REQUIRED WORK –
Search the material below for the string "Flow" and list each line that holds it.

(Figure record extracts)

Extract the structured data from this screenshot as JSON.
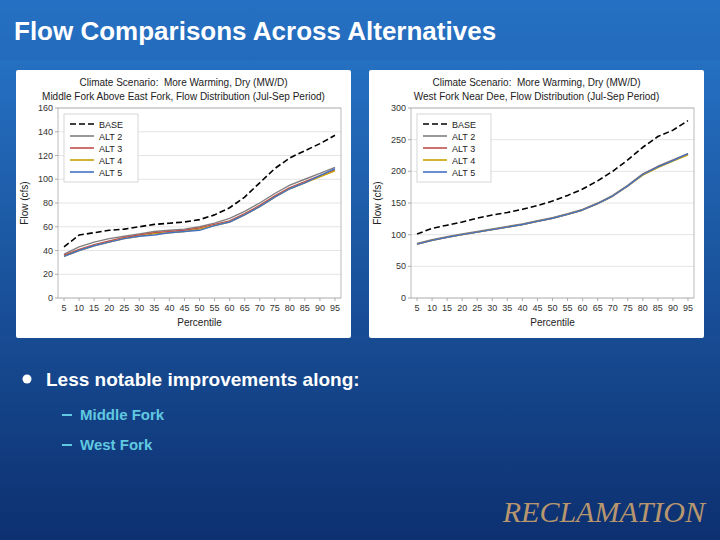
{
  "title": "Flow Comparisons Across Alternatives",
  "bullet": "Less notable improvements along:",
  "sub_items": [
    "Middle Fork",
    "West Fork"
  ],
  "footer": "RECLAMATION",
  "chart_data": [
    {
      "type": "line",
      "title": "Climate Scenario:  More Warming, Dry (MW/D)",
      "subtitle": "Middle Fork Above East Fork, Flow Distribution (Jul-Sep Period)",
      "x_label": "Percentile",
      "y_label": "Flow (cfs)",
      "x": [
        5,
        10,
        15,
        20,
        25,
        30,
        35,
        40,
        45,
        50,
        55,
        60,
        65,
        70,
        75,
        80,
        85,
        90,
        95
      ],
      "xlim": [
        3,
        97
      ],
      "xticks": [
        5,
        10,
        15,
        20,
        25,
        30,
        35,
        40,
        45,
        50,
        55,
        60,
        65,
        70,
        75,
        80,
        85,
        90,
        95
      ],
      "ylim": [
        0,
        160
      ],
      "yticks": [
        0,
        20,
        40,
        60,
        80,
        100,
        120,
        140,
        160
      ],
      "grid": "y",
      "legend": "upper left",
      "series": [
        {
          "name": "BASE",
          "color": "#000000",
          "line_style": "dashed",
          "values": [
            43,
            53,
            55,
            57,
            58,
            60,
            62,
            63,
            64,
            66,
            70,
            76,
            85,
            97,
            109,
            118,
            124,
            130,
            137
          ]
        },
        {
          "name": "ALT 2",
          "color": "#808080",
          "line_style": "solid",
          "values": [
            37,
            43,
            47,
            50,
            52,
            54,
            56,
            57,
            58,
            60,
            63,
            67,
            73,
            80,
            88,
            95,
            100,
            105,
            110
          ]
        },
        {
          "name": "ALT 3",
          "color": "#c0504d",
          "line_style": "solid",
          "values": [
            36,
            41,
            45,
            48,
            51,
            53,
            55,
            56,
            57,
            59,
            62,
            65,
            71,
            78,
            86,
            93,
            98,
            103,
            108
          ]
        },
        {
          "name": "ALT 4",
          "color": "#c8a000",
          "line_style": "solid",
          "values": [
            35,
            40,
            44,
            47,
            50,
            52,
            54,
            55,
            56,
            58,
            61,
            64,
            70,
            77,
            85,
            92,
            97,
            102,
            107
          ]
        },
        {
          "name": "ALT 5",
          "color": "#4472c4",
          "line_style": "solid",
          "values": [
            35,
            40,
            44,
            47,
            50,
            52,
            53,
            55,
            56,
            57,
            61,
            64,
            70,
            77,
            85,
            92,
            97,
            103,
            109
          ]
        }
      ]
    },
    {
      "type": "line",
      "title": "Climate Scenario:  More Warming, Dry (MW/D)",
      "subtitle": "West Fork Near Dee, Flow Distribution (Jul-Sep Period)",
      "x_label": "Percentile",
      "y_label": "Flow (cfs)",
      "x": [
        5,
        10,
        15,
        20,
        25,
        30,
        35,
        40,
        45,
        50,
        55,
        60,
        65,
        70,
        75,
        80,
        85,
        90,
        95
      ],
      "xlim": [
        3,
        97
      ],
      "xticks": [
        5,
        10,
        15,
        20,
        25,
        30,
        35,
        40,
        45,
        50,
        55,
        60,
        65,
        70,
        75,
        80,
        85,
        90,
        95
      ],
      "ylim": [
        0,
        300
      ],
      "yticks": [
        0,
        50,
        100,
        150,
        200,
        250,
        300
      ],
      "grid": "y",
      "legend": "upper left",
      "series": [
        {
          "name": "BASE",
          "color": "#000000",
          "line_style": "dashed",
          "values": [
            101,
            110,
            115,
            120,
            126,
            131,
            135,
            140,
            146,
            153,
            162,
            172,
            185,
            200,
            218,
            238,
            255,
            265,
            280
          ]
        },
        {
          "name": "ALT 2",
          "color": "#808080",
          "line_style": "solid",
          "values": [
            86,
            92,
            97,
            101,
            105,
            109,
            113,
            117,
            122,
            127,
            133,
            140,
            150,
            162,
            178,
            196,
            208,
            218,
            228
          ]
        },
        {
          "name": "ALT 3",
          "color": "#c0504d",
          "line_style": "solid",
          "values": [
            85,
            91,
            96,
            100,
            104,
            108,
            112,
            116,
            121,
            126,
            132,
            139,
            149,
            161,
            177,
            195,
            207,
            217,
            227
          ]
        },
        {
          "name": "ALT 4",
          "color": "#c8a000",
          "line_style": "solid",
          "values": [
            85,
            91,
            96,
            100,
            104,
            108,
            112,
            116,
            121,
            126,
            132,
            139,
            149,
            161,
            177,
            194,
            206,
            216,
            226
          ]
        },
        {
          "name": "ALT 5",
          "color": "#4472c4",
          "line_style": "solid",
          "values": [
            85,
            91,
            96,
            100,
            104,
            108,
            112,
            116,
            121,
            126,
            132,
            139,
            149,
            161,
            177,
            195,
            207,
            217,
            228
          ]
        }
      ]
    }
  ]
}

TASK OUTPUT –
  "title": "Flow Comparisons Across Alternatives",
      "subtitle": "Middle Fork Above East Fork, Flow Distribution (Jul-Sep Period)",
      "y_label": "Flow (cfs)",
      "subtitle": "West Fork Near Dee, Flow Distribution (Jul-Sep Period)",
      "y_label": "Flow (cfs)",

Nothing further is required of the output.